Stored records
_ _ _ _ _ _ _
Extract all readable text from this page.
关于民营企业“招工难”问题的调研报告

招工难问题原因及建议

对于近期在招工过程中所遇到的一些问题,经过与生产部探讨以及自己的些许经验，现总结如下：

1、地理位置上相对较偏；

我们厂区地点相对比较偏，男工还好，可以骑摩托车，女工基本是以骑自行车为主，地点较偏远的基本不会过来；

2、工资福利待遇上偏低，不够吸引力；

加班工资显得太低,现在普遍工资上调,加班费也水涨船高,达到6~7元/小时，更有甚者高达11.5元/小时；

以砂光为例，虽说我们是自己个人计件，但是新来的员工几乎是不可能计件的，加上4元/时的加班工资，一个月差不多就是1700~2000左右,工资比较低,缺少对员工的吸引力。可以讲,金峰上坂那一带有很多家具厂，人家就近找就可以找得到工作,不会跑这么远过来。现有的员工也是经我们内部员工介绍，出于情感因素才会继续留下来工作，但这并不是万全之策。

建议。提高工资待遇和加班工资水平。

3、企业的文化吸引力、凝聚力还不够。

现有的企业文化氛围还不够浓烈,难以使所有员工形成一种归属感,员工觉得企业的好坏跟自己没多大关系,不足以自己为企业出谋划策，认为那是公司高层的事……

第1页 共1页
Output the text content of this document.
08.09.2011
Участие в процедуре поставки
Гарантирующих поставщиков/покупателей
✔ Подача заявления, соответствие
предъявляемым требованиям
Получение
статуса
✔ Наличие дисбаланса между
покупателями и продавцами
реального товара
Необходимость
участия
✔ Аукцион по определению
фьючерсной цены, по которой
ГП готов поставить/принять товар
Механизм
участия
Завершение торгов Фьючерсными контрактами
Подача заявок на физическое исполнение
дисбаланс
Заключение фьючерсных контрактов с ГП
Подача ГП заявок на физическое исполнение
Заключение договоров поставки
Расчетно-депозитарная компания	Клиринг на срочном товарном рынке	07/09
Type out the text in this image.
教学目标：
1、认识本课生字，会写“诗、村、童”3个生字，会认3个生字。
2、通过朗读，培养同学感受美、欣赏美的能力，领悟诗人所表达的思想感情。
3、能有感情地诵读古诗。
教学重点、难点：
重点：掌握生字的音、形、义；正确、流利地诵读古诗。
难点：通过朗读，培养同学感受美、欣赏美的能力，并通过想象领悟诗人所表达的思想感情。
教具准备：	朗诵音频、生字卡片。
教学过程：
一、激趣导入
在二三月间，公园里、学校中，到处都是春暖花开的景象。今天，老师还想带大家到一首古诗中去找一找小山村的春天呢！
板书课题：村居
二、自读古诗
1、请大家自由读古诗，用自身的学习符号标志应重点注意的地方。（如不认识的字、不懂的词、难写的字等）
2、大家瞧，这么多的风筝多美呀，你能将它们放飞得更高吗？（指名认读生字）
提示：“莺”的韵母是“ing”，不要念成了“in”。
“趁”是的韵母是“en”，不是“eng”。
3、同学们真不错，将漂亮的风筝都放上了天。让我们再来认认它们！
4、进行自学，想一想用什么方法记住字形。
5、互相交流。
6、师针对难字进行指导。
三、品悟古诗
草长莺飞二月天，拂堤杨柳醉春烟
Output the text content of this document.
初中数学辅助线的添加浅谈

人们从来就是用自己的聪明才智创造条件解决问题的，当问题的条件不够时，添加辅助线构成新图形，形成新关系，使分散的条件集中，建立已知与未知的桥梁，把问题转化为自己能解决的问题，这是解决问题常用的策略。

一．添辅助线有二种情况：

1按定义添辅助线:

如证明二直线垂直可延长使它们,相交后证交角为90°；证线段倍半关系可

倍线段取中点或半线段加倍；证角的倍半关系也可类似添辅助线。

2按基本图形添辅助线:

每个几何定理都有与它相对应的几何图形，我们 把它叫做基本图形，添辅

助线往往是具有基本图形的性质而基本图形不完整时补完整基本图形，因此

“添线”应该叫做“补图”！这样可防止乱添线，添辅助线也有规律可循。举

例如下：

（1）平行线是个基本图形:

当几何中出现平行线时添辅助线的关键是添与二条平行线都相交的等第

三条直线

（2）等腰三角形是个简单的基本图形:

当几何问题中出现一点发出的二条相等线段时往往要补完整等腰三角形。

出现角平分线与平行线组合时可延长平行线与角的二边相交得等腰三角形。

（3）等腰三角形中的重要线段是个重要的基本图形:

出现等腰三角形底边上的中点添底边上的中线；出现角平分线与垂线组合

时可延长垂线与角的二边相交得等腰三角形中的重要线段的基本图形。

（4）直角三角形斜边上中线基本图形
_ _ _ _ _ _ _
• [REQUIREMENTS]:
Only lines that contain the word "поставки" are wanted; copy each of them.

• [ANSWER TO THIS EXERCISE]:
Участие в процедуре поставки
Заключение договоров поставки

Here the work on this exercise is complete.